---------- Data provided ----------
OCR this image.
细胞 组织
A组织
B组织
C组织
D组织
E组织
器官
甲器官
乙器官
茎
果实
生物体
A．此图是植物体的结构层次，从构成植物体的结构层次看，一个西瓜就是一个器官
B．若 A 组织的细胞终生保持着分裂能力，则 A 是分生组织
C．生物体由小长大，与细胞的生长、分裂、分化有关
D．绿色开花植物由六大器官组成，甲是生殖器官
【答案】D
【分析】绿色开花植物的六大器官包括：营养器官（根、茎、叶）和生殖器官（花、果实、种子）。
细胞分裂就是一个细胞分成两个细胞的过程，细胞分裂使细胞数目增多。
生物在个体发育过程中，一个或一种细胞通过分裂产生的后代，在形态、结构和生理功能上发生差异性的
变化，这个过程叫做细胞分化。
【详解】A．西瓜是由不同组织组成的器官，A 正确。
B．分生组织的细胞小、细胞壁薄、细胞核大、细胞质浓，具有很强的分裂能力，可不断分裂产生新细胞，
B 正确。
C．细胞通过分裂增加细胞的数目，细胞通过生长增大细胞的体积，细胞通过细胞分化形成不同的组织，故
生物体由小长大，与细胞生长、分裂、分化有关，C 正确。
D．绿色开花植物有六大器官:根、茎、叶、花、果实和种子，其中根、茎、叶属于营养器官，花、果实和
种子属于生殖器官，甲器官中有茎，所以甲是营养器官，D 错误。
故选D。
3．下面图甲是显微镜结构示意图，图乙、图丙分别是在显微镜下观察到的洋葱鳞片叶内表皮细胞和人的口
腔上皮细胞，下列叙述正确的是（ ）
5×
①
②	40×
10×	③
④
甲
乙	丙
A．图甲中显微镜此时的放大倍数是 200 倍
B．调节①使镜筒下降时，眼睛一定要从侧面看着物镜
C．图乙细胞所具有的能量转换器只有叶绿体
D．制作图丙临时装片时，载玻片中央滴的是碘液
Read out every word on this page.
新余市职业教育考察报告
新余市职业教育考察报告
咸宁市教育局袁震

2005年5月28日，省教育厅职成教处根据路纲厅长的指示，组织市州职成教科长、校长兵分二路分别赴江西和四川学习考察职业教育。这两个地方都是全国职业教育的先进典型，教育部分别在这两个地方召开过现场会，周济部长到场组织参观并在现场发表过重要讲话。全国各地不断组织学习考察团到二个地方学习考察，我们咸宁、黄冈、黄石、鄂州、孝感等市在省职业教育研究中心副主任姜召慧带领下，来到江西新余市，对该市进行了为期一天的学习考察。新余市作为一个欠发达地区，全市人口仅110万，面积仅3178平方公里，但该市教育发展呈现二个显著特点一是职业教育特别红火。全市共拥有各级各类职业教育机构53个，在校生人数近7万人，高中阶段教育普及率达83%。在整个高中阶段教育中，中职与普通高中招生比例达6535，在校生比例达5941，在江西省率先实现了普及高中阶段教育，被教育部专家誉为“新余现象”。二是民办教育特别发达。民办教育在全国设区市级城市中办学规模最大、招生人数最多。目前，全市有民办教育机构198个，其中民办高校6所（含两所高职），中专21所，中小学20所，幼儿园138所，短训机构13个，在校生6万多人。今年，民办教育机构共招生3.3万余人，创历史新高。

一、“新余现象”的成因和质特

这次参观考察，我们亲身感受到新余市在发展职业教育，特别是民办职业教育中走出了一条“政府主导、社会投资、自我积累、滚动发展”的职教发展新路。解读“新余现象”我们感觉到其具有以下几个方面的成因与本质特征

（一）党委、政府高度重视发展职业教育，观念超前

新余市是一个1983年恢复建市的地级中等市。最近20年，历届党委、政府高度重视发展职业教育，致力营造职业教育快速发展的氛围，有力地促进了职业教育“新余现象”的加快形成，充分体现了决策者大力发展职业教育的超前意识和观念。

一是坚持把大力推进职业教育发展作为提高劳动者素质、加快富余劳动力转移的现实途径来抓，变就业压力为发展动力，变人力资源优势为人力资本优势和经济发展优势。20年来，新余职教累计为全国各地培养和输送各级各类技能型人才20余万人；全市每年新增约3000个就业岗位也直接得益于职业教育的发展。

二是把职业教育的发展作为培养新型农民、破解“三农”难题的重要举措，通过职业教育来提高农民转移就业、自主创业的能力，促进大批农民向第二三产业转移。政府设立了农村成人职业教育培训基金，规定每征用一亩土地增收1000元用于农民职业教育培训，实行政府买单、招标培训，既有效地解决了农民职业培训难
----------
*Exercise details*. Each record above should be output again exactly.

*Solution to this task*.
OCR this image.
细胞 组织
A组织
B组织
C组织
D组织
E组织
器官
甲器官
乙器官
茎
果实
生物体
A．此图是植物体的结构层次，从构成植物体的结构层次看，一个西瓜就是一个器官
B．若 A 组织的细胞终生保持着分裂能力，则 A 是分生组织
C．生物体由小长大，与细胞的生长、分裂、分化有关
D．绿色开花植物由六大器官组成，甲是生殖器官
【答案】D
【分析】绿色开花植物的六大器官包括：营养器官（根、茎、叶）和生殖器官（花、果实、种子）。
细胞分裂就是一个细胞分成两个细胞的过程，细胞分裂使细胞数目增多。
生物在个体发育过程中，一个或一种细胞通过分裂产生的后代，在形态、结构和生理功能上发生差异性的
变化，这个过程叫做细胞分化。
【详解】A．西瓜是由不同组织组成的器官，A 正确。
B．分生组织的细胞小、细胞壁薄、细胞核大、细胞质浓，具有很强的分裂能力，可不断分裂产生新细胞，
B 正确。
C．细胞通过分裂增加细胞的数目，细胞通过生长增大细胞的体积，细胞通过细胞分化形成不同的组织，故
生物体由小长大，与细胞生长、分裂、分化有关，C 正确。
D．绿色开花植物有六大器官:根、茎、叶、花、果实和种子，其中根、茎、叶属于营养器官，花、果实和
种子属于生殖器官，甲器官中有茎，所以甲是营养器官，D 错误。
故选D。
3．下面图甲是显微镜结构示意图，图乙、图丙分别是在显微镜下观察到的洋葱鳞片叶内表皮细胞和人的口
腔上皮细胞，下列叙述正确的是（ ）
5×
①
②	40×
10×	③
④
甲
乙	丙
A．图甲中显微镜此时的放大倍数是 200 倍
B．调节①使镜筒下降时，眼睛一定要从侧面看着物镜
C．图乙细胞所具有的能量转换器只有叶绿体
D．制作图丙临时装片时，载玻片中央滴的是碘液
Read out every word on this page.
新余市职业教育考察报告
新余市职业教育考察报告
咸宁市教育局袁震

2005年5月28日，省教育厅职成教处根据路纲厅长的指示，组织市州职成教科长、校长兵分二路分别赴江西和四川学习考察职业教育。这两个地方都是全国职业教育的先进典型，教育部分别在这两个地方召开过现场会，周济部长到场组织参观并在现场发表过重要讲话。全国各地不断组织学习考察团到二个地方学习考察，我们咸宁、黄冈、黄石、鄂州、孝感等市在省职业教育研究中心副主任姜召慧带领下，来到江西新余市，对该市进行了为期一天的学习考察。新余市作为一个欠发达地区，全市人口仅110万，面积仅3178平方公里，但该市教育发展呈现二个显著特点一是职业教育特别红火。全市共拥有各级各类职业教育机构53个，在校生人数近7万人，高中阶段教育普及率达83%。在整个高中阶段教育中，中职与普通高中招生比例达6535，在校生比例达5941，在江西省率先实现了普及高中阶段教育，被教育部专家誉为“新余现象”。二是民办教育特别发达。民办教育在全国设区市级城市中办学规模最大、招生人数最多。目前，全市有民办教育机构198个，其中民办高校6所（含两所高职），中专21所，中小学20所，幼儿园138所，短训机构13个，在校生6万多人。今年，民办教育机构共招生3.3万余人，创历史新高。

一、“新余现象”的成因和质特

这次参观考察，我们亲身感受到新余市在发展职业教育，特别是民办职业教育中走出了一条“政府主导、社会投资、自我积累、滚动发展”的职教发展新路。解读“新余现象”我们感觉到其具有以下几个方面的成因与本质特征

（一）党委、政府高度重视发展职业教育，观念超前

新余市是一个1983年恢复建市的地级中等市。最近20年，历届党委、政府高度重视发展职业教育，致力营造职业教育快速发展的氛围，有力地促进了职业教育“新余现象”的加快形成，充分体现了决策者大力发展职业教育的超前意识和观念。

一是坚持把大力推进职业教育发展作为提高劳动者素质、加快富余劳动力转移的现实途径来抓，变就业压力为发展动力，变人力资源优势为人力资本优势和经济发展优势。20年来，新余职教累计为全国各地培养和输送各级各类技能型人才20余万人；全市每年新增约3000个就业岗位也直接得益于职业教育的发展。

二是把职业教育的发展作为培养新型农民、破解“三农”难题的重要举措，通过职业教育来提高农民转移就业、自主创业的能力，促进大批农民向第二三产业转移。政府设立了农村成人职业教育培训基金，规定每征用一亩土地增收1000元用于农民职业教育培训，实行政府买单、招标培训，既有效地解决了农民职业培训难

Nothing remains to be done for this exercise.